-------- Record extracts --------

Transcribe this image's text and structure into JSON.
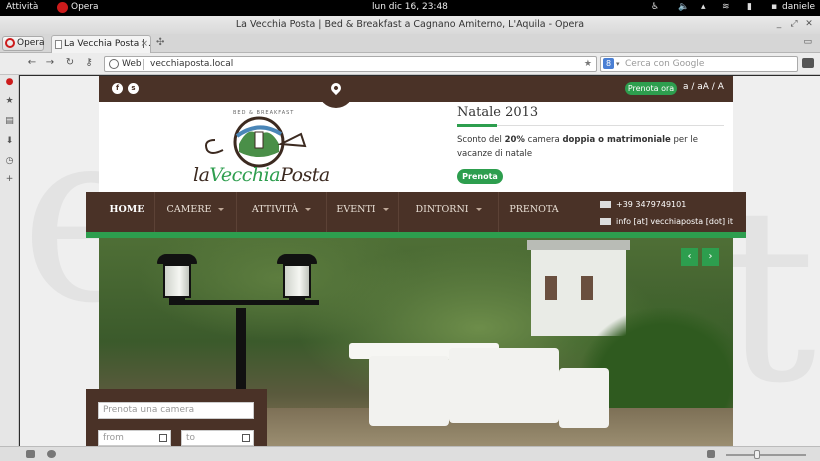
{
  "system": {
    "activities": "Attività",
    "app": "Opera",
    "clock": "lun dic 16, 23:48",
    "user": "daniele"
  },
  "window": {
    "title": "La Vecchia Posta | Bed & Breakfast a Cagnano Amiterno, L'Aquila - Opera"
  },
  "tabs": {
    "menu_label": "Opera",
    "active_tab": "La Vecchia Posta | ..."
  },
  "address": {
    "badge": "Web",
    "url": "vecchiaposta.local",
    "search_placeholder": "Cerca con Google"
  },
  "site": {
    "prenota_pill": "Prenota ora",
    "font_sizes": "a / aA / A",
    "logo_text_a": "la",
    "logo_text_b": "Vecchia",
    "logo_text_c": "Posta",
    "logo_sub": "BED & BREAKFAST",
    "news": {
      "title": "Natale 2013",
      "text_1": "Sconto del ",
      "text_pct": "20%",
      "text_2": " camera ",
      "text_3": "doppia o ",
      "text_4": "matrimoniale",
      "text_5": " per le vacanze di natale",
      "button": "Prenota"
    },
    "nav": {
      "home": "HOME",
      "camere": "CAMERE",
      "attivita": "ATTIVITÀ",
      "eventi": "EVENTI",
      "dintorni": "DINTORNI",
      "prenota": "PRENOTA"
    },
    "contact": {
      "phone": "+39 3479749101",
      "email": "info [at] vecchiaposta [dot] it"
    },
    "booking": {
      "placeholder": "Prenota una camera",
      "from": "from",
      "to": "to"
    }
  },
  "colors": {
    "brown": "#4a3227",
    "green": "#2d9e4e"
  }
}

--------

List the lines of the entries that include "title".

    "title": "La Vecchia Posta | Bed & Breakfast a Cagnano Amiterno, L'Aquila - Opera"
      "title": "Natale 2013",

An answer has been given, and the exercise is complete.